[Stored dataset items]
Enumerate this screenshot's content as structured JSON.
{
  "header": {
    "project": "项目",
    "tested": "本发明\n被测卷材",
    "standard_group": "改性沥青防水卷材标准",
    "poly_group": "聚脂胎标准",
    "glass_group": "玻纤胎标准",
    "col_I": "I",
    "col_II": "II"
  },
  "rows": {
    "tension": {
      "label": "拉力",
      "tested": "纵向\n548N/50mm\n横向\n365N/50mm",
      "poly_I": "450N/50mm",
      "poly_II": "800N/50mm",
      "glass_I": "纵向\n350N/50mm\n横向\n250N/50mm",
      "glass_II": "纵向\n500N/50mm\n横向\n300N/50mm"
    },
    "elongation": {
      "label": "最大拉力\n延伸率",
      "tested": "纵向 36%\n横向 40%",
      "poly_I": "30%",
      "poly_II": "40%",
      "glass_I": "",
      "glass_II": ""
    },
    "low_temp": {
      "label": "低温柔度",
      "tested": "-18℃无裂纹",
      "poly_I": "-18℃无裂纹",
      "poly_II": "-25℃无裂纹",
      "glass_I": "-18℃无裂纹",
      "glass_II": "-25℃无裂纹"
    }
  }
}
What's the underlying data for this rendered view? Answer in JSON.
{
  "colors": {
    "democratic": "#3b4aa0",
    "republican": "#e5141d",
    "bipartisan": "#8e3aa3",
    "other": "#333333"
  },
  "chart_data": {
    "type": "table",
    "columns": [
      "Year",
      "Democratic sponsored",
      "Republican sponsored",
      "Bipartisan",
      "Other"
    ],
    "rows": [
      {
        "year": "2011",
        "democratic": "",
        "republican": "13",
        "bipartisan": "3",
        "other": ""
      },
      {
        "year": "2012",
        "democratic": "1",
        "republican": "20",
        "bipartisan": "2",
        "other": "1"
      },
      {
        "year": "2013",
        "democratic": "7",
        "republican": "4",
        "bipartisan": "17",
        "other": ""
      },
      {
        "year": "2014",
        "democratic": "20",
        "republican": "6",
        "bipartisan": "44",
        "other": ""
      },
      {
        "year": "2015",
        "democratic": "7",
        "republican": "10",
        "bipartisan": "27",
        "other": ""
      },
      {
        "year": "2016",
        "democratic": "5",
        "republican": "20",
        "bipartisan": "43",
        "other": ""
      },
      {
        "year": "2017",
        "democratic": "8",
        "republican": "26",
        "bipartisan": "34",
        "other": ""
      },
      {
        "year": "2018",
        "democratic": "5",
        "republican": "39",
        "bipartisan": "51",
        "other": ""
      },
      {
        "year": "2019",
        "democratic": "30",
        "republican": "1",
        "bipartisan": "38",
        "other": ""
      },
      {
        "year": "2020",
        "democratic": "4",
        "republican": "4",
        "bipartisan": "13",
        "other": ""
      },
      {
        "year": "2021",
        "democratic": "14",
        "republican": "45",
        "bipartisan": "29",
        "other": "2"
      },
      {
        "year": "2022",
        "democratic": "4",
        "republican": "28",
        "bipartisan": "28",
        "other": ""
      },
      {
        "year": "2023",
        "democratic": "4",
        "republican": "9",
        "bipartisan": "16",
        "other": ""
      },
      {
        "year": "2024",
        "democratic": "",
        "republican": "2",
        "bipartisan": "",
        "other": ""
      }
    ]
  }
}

- **Your task**: Write out the data again, exactly and in full.

- **Response**:
Enumerate this screenshot's content as structured JSON.
{
  "header": {
    "project": "项目",
    "tested": "本发明\n被测卷材",
    "standard_group": "改性沥青防水卷材标准",
    "poly_group": "聚脂胎标准",
    "glass_group": "玻纤胎标准",
    "col_I": "I",
    "col_II": "II"
  },
  "rows": {
    "tension": {
      "label": "拉力",
      "tested": "纵向\n548N/50mm\n横向\n365N/50mm",
      "poly_I": "450N/50mm",
      "poly_II": "800N/50mm",
      "glass_I": "纵向\n350N/50mm\n横向\n250N/50mm",
      "glass_II": "纵向\n500N/50mm\n横向\n300N/50mm"
    },
    "elongation": {
      "label": "最大拉力\n延伸率",
      "tested": "纵向 36%\n横向 40%",
      "poly_I": "30%",
      "poly_II": "40%",
      "glass_I": "",
      "glass_II": ""
    },
    "low_temp": {
      "label": "低温柔度",
      "tested": "-18℃无裂纹",
      "poly_I": "-18℃无裂纹",
      "poly_II": "-25℃无裂纹",
      "glass_I": "-18℃无裂纹",
      "glass_II": "-25℃无裂纹"
    }
  }
}
What's the underlying data for this rendered view? Answer in JSON.
{
  "colors": {
    "democratic": "#3b4aa0",
    "republican": "#e5141d",
    "bipartisan": "#8e3aa3",
    "other": "#333333"
  },
  "chart_data": {
    "type": "table",
    "columns": [
      "Year",
      "Democratic sponsored",
      "Republican sponsored",
      "Bipartisan",
      "Other"
    ],
    "rows": [
      {
        "year": "2011",
        "democratic": "",
        "republican": "13",
        "bipartisan": "3",
        "other": ""
      },
      {
        "year": "2012",
        "democratic": "1",
        "republican": "20",
        "bipartisan": "2",
        "other": "1"
      },
      {
        "year": "2013",
        "democratic": "7",
        "republican": "4",
        "bipartisan": "17",
        "other": ""
      },
      {
        "year": "2014",
        "democratic": "20",
        "republican": "6",
        "bipartisan": "44",
        "other": ""
      },
      {
        "year": "2015",
        "democratic": "7",
        "republican": "10",
        "bipartisan": "27",
        "other": ""
      },
      {
        "year": "2016",
        "democratic": "5",
        "republican": "20",
        "bipartisan": "43",
        "other": ""
      },
      {
        "year": "2017",
        "democratic": "8",
        "republican": "26",
        "bipartisan": "34",
        "other": ""
      },
      {
        "year": "2018",
        "democratic": "5",
        "republican": "39",
        "bipartisan": "51",
        "other": ""
      },
      {
        "year": "2019",
        "democratic": "30",
        "republican": "1",
        "bipartisan": "38",
        "other": ""
      },
      {
        "year": "2020",
        "democratic": "4",
        "republican": "4",
        "bipartisan": "13",
        "other": ""
      },
      {
        "year": "2021",
        "democratic": "14",
        "republican": "45",
        "bipartisan": "29",
        "other": "2"
      },
      {
        "year": "2022",
        "democratic": "4",
        "republican": "28",
        "bipartisan": "28",
        "other": ""
      },
      {
        "year": "2023",
        "democratic": "4",
        "republican": "9",
        "bipartisan": "16",
        "other": ""
      },
      {
        "year": "2024",
        "democratic": "",
        "republican": "2",
        "bipartisan": "",
        "other": ""
      }
    ]
  }
}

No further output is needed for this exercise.